» **EXERCISE**
Resume the notes on Plato's views of existence and reality from the point where they stop.

» **GIVEN PASSAGE**
------------------------------------------------------------

7. Existence / A. Nature of Existence / 3. Being / c. Becoming
The one was and is and will be and was becoming and is becoming and will become [Plato]
     Full Idea: The one was and is and will be and was becoming and is becoming and will become.
     From: Plato (Parmenides [c.364 BCE], 155d)
7. Existence / A. Nature of Existence / 3. Being / f. Primary being
Plato's Parmenides has a three-part theory, of Primal One, a One-Many, and a One-and-Many [Plato, by Plotinus]
     Full Idea: The Platonic Parmenides is more exact [than Parmenides himself]; the distinction is made between the Primal One, a strictly pure Unity, and a secondary One which is a One-Many, and a third which is a One-and-Many.
     From: report of Plato (Parmenides [c.364 BCE]) by Plotinus - The Enneads 5.1.08
     A reaction: Plotinus approves of this three-part theory. Parmenides has the problem that the highest Being contains no movement. By placing the One outside Being you can give it powers which an existent thing cannot have. Cf the concept of God.
7. Existence / D. Theories of Reality / 3. Reality
Absolute ideas, such as the Good and the Beautiful, cannot be known by us [Plato]
     Full Idea: The absolute good and the beautiful and all which we conceive to be absolute ideas are unknown to us.

------------------------------------------------------------

» **RECORD EXCERPTS**
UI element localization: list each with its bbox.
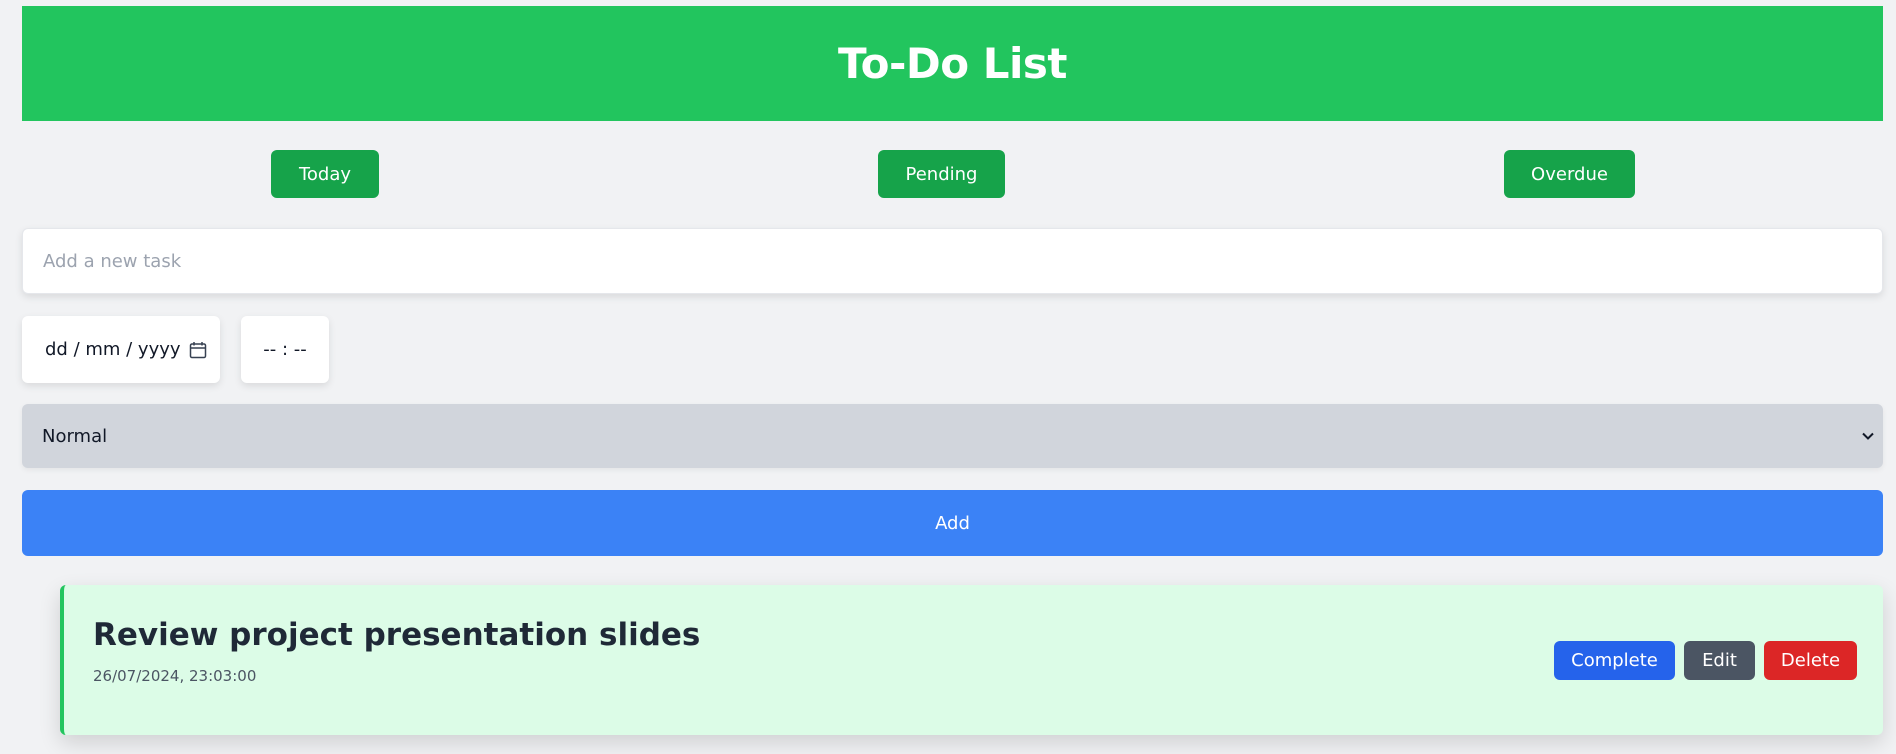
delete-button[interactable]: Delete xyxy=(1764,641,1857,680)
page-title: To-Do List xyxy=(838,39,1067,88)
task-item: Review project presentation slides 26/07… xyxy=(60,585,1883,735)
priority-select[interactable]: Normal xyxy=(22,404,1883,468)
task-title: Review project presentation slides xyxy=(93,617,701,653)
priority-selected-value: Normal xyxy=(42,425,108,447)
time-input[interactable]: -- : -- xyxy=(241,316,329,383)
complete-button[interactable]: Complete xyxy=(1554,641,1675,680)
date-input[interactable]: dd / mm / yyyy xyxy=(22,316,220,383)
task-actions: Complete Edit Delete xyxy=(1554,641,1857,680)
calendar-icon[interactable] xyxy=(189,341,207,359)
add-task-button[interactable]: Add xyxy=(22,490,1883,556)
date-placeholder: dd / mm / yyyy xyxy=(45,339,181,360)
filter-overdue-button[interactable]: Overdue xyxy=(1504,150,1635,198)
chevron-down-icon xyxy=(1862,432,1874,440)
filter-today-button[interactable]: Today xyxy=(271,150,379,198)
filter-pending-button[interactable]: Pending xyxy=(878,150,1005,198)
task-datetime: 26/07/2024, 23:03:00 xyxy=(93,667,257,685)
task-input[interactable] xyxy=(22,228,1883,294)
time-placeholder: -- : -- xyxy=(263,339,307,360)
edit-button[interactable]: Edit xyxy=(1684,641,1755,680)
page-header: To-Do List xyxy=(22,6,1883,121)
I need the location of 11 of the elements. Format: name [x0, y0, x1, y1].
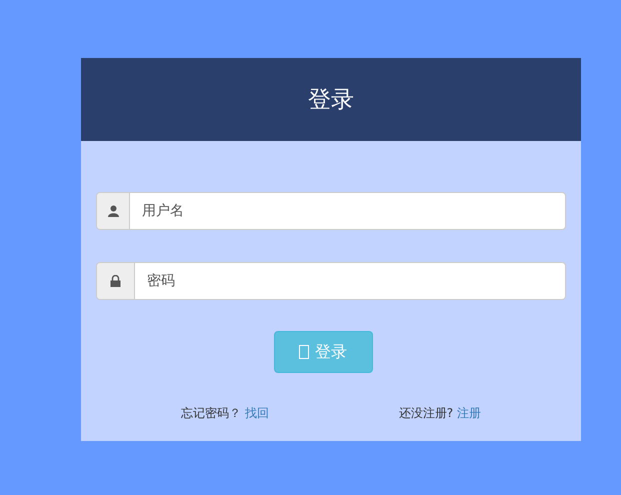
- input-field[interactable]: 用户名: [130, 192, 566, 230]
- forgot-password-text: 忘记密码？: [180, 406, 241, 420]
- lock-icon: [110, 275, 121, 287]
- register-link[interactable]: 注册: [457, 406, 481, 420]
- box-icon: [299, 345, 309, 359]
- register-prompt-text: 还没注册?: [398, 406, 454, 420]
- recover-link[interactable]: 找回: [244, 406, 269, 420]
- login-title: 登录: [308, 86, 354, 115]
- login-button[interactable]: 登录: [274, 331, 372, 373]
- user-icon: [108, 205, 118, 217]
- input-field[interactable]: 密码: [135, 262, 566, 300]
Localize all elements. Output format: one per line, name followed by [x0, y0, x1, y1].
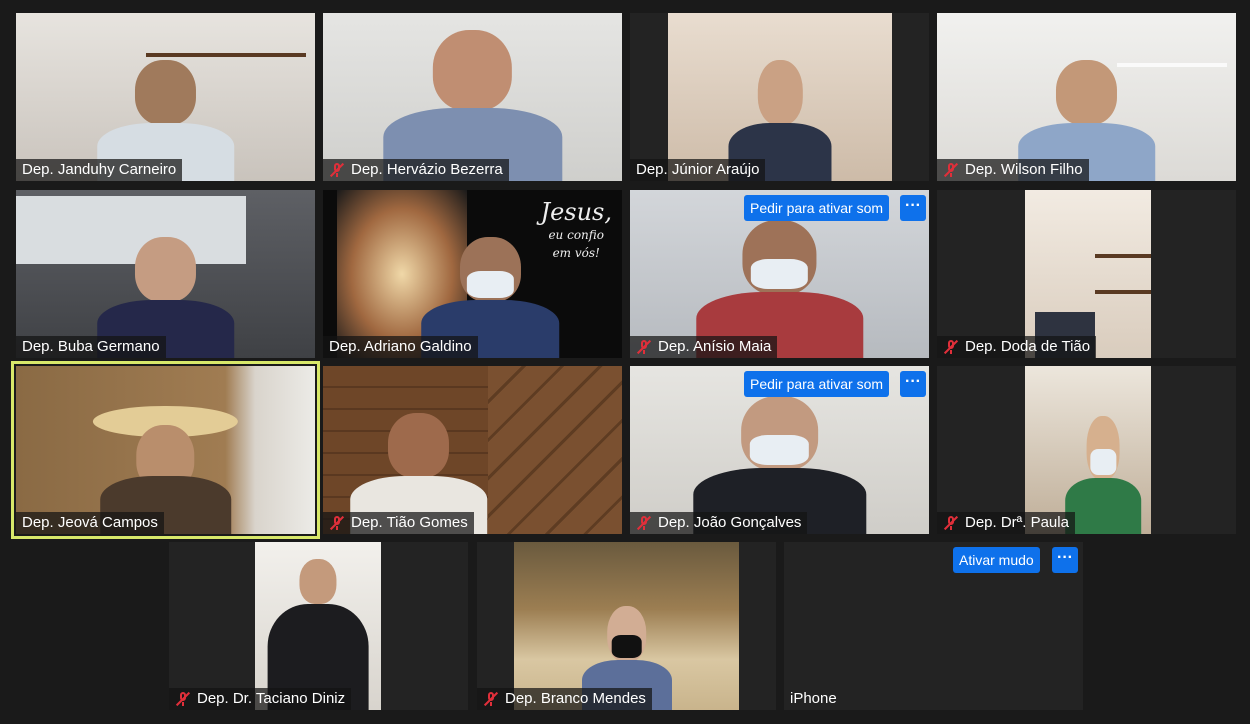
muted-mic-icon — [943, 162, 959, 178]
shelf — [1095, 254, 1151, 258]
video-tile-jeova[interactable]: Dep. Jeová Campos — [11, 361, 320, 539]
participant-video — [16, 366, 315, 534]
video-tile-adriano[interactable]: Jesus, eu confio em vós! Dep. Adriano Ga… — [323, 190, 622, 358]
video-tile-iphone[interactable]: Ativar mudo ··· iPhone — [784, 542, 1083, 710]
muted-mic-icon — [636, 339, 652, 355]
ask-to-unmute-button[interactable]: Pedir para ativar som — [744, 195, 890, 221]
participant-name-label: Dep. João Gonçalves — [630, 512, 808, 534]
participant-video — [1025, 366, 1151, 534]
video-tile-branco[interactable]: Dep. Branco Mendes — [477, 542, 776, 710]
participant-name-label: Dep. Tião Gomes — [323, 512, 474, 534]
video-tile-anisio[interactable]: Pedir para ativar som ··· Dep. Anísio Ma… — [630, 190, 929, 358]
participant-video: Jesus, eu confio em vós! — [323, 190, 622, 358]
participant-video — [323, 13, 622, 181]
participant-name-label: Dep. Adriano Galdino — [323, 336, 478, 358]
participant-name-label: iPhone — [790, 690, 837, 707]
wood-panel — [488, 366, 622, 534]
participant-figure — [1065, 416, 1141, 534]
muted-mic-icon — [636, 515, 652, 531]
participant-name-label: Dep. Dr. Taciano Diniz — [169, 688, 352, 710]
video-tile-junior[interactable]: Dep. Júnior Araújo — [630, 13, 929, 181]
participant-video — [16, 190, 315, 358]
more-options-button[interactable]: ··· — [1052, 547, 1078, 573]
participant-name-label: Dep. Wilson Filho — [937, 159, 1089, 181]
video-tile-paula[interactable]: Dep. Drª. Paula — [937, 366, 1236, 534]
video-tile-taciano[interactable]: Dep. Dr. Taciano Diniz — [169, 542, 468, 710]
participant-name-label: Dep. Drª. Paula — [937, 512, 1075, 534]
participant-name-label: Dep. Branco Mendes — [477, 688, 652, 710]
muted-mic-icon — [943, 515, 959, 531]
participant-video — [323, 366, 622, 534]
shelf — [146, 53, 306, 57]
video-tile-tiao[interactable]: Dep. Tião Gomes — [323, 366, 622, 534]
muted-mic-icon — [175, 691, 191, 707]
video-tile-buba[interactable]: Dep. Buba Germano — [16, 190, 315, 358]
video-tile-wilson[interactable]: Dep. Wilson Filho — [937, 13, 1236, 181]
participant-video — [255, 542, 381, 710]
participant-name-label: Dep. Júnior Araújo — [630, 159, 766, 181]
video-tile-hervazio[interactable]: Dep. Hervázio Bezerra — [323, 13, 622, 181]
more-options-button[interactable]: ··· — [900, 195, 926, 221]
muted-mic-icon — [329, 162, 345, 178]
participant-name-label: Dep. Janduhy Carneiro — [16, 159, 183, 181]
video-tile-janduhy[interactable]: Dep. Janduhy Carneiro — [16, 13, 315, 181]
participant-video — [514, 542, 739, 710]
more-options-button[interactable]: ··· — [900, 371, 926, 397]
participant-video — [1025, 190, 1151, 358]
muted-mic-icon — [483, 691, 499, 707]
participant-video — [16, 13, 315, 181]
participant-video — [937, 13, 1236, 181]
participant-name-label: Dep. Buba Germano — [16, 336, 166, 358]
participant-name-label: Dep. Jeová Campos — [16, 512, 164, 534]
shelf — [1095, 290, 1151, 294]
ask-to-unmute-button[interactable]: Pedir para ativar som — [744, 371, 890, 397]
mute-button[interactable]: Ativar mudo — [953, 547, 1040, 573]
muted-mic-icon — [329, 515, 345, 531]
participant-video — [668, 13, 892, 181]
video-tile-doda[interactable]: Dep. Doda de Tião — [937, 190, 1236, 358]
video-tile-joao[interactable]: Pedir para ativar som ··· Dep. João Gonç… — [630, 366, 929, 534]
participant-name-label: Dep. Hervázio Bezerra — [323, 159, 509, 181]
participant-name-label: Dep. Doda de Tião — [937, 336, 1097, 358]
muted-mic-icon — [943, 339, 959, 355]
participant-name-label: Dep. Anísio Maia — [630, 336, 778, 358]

------------------------------------------------------------

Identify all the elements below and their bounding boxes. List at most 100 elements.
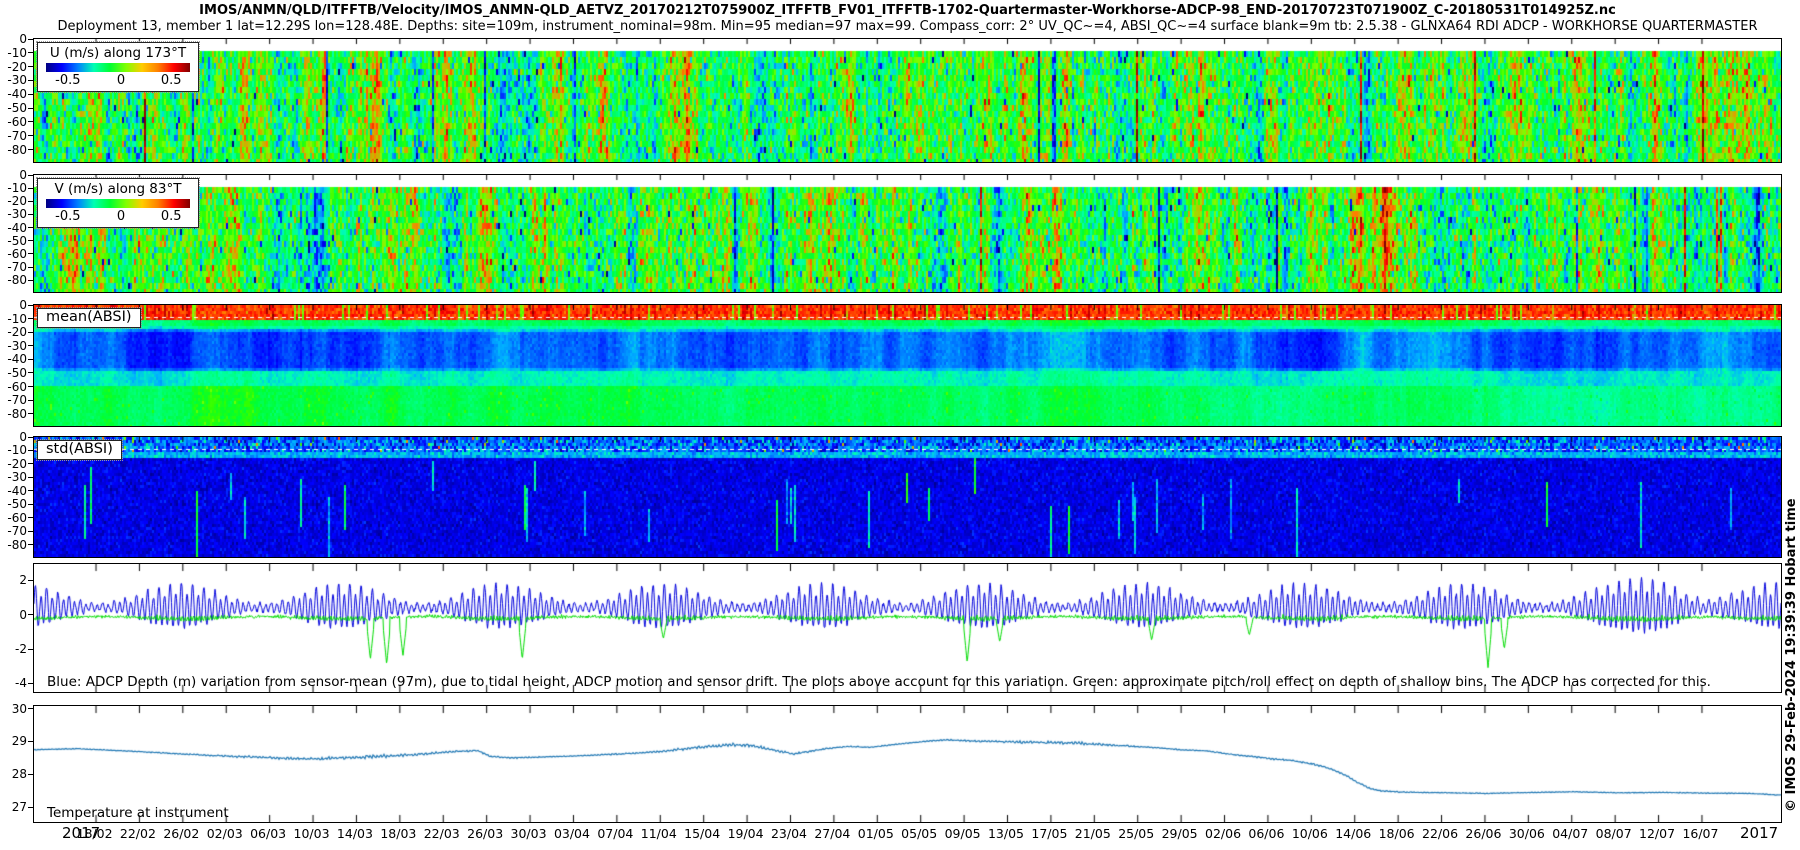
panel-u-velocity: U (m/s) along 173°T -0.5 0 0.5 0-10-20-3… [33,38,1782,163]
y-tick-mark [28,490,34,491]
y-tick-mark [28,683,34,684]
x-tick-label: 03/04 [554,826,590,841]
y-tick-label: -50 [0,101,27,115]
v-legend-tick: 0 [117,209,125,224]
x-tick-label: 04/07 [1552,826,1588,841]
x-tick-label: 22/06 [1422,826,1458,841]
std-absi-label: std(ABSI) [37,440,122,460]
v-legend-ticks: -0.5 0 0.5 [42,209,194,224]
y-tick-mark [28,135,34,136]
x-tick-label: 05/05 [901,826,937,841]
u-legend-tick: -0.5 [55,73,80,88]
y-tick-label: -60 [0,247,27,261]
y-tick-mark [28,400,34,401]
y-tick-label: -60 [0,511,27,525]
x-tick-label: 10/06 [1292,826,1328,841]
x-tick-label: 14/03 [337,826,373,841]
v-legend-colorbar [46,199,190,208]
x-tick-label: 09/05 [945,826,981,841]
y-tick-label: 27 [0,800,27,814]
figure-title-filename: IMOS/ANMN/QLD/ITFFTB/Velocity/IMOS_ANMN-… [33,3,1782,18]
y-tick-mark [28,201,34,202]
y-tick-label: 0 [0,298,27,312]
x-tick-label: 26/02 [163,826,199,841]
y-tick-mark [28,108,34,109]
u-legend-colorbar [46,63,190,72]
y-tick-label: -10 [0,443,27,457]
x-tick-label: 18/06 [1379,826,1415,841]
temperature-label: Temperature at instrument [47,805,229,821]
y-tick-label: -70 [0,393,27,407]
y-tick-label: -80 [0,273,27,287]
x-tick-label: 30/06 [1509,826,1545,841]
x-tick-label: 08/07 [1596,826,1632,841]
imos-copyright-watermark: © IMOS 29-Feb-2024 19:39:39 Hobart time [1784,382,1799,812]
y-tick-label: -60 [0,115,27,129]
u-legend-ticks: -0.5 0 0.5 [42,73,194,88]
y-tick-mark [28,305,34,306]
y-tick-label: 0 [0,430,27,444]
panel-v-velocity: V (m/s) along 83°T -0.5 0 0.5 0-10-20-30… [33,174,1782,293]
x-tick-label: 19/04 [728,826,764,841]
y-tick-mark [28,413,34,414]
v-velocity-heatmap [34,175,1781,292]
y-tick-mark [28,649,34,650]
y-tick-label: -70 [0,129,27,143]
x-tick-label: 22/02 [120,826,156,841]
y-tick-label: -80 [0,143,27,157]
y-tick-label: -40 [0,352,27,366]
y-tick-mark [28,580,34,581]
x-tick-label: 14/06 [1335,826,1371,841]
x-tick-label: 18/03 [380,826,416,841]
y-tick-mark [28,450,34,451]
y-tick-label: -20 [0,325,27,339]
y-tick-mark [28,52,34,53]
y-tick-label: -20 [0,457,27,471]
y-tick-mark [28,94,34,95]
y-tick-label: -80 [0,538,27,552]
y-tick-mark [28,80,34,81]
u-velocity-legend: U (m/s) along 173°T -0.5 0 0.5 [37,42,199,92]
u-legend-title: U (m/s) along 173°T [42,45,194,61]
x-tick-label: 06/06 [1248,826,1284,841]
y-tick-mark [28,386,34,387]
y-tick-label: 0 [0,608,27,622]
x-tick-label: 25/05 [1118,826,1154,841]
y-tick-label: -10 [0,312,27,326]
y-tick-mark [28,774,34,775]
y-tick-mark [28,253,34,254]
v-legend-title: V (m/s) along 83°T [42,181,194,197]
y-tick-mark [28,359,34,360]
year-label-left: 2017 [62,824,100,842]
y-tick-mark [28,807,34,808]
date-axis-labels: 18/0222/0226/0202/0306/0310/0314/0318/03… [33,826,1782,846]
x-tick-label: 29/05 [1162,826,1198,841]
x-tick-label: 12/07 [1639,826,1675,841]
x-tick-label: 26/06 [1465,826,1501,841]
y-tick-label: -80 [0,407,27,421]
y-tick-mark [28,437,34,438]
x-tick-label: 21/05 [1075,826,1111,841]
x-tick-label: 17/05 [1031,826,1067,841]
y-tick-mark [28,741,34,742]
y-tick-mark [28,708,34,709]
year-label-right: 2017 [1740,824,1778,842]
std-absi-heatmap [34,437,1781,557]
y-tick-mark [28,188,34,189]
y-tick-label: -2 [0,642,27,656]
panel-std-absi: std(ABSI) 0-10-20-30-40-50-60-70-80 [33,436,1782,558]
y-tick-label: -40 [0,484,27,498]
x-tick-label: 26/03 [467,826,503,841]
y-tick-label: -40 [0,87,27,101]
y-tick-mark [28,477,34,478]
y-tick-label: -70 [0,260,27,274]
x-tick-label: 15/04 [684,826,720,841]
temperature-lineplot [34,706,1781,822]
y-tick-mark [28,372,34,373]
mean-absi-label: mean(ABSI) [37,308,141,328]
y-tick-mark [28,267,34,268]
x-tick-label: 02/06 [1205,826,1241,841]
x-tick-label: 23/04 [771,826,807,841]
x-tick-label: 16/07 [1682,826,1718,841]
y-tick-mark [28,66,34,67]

------------------------------------------------------------

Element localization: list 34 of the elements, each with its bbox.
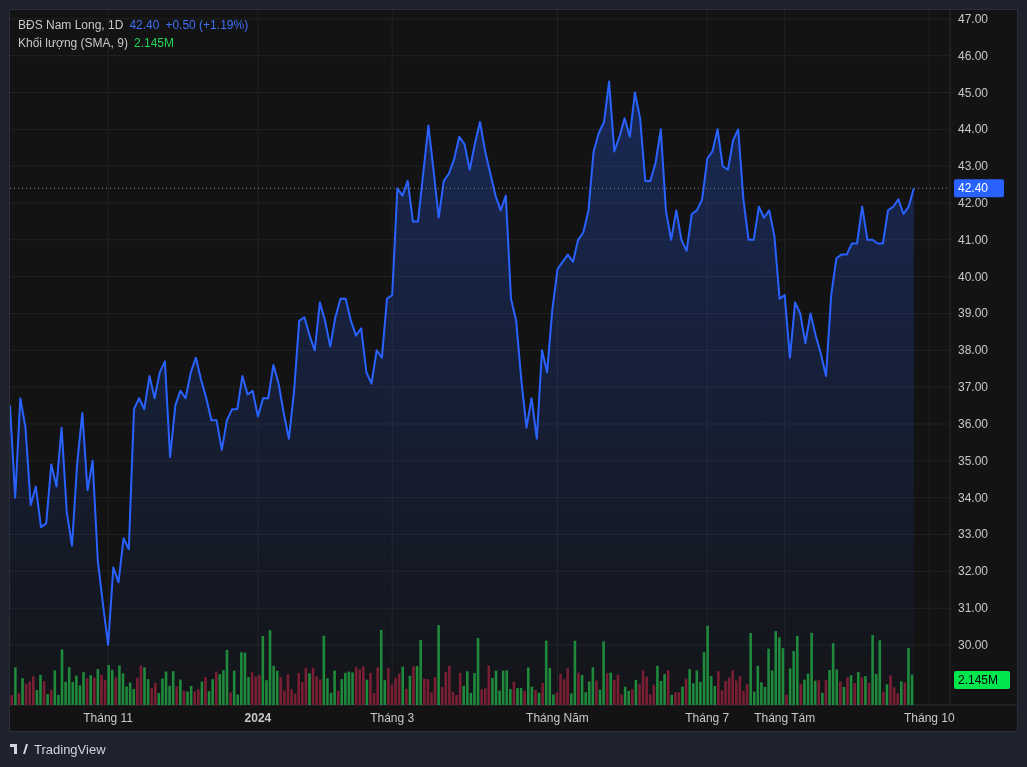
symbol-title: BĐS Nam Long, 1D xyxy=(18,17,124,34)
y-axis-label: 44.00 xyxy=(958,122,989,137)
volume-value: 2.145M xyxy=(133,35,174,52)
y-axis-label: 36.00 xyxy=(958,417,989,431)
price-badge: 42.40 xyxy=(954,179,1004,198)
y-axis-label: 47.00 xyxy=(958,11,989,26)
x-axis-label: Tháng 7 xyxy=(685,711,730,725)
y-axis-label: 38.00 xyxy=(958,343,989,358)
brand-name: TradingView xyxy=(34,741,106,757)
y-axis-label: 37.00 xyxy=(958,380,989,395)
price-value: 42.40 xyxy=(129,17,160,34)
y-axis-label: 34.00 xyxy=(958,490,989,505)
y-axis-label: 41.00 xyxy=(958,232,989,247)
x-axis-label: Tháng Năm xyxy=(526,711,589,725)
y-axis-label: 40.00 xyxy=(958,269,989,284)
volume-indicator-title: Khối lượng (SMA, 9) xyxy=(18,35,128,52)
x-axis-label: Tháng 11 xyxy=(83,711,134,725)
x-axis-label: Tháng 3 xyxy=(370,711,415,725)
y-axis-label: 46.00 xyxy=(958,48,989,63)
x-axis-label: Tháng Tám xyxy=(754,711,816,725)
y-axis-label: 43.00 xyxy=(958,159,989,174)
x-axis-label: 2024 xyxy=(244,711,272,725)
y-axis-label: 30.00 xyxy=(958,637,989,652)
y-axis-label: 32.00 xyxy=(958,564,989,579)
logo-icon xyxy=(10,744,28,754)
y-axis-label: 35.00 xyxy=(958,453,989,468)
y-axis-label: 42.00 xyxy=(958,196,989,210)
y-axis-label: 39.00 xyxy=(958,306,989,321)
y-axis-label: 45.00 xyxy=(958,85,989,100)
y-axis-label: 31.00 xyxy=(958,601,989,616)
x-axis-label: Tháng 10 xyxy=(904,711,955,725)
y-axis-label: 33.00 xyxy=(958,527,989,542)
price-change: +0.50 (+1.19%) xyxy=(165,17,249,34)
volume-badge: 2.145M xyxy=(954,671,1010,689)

------------------------------------------------------------

» **RESPONSE**
     From: Plato (Parmenides [c.364 BCE], 134c)
7. Existence / D. Theories of Reality / 8. Facts / b. Types of fact
We may believe in atomic facts, but surely not complex disjunctive ones? [Horsten]
     Full Idea: While positive and perhaps even negative atomic facts may be unproblematic, it seems excessive to commit oneself to the existence of logically complex facts such as disjunctive facts.
     From: Leon Horsten (The Tarskian Turn [2011], 02.1)
     A reaction: Presumably it is hard to deny that very complex statements involving massive disjunctions can be true or false. But why does commitment to real facts have to involve a huge ontology? The ontology is just the ingredients of the fact, isn't it?
7. Existence / D. Theories of Reality / 10. Vagueness / f. Supervaluation for vagueness
In the supervaluationist account, disjunctions are not determined by their disjuncts [Horsten]
     Full Idea: If 'Britain is large' and 'Italy is large' lack truth values, then so must 'Britain or Italy is large' - so on the supervaluationist account the truth value of a disjunction is not determined by the truth values of its disjuncts.
     From: Leon Horsten (The Tarskian Turn [2011], 06.2)
     A reaction: Compare Idea 15362 to get the full picture here.
If 'Italy is large' lacks truth, so must 'Italy is not large'; but classical logic says it's large or it isn't [Horsten]
     Full Idea: If 'Italy is a large country' lacks a truth value, then so too, presumably, does 'Italy is not a large country'. But 'Italy is or is not a large country' is true, on the supervaluationist account, because it is a truth of classical propositional logic.
     From: Leon Horsten (The Tarskian Turn [2011], 06.2)
     A reaction: See also Idea 15363. He cites Fine 1975.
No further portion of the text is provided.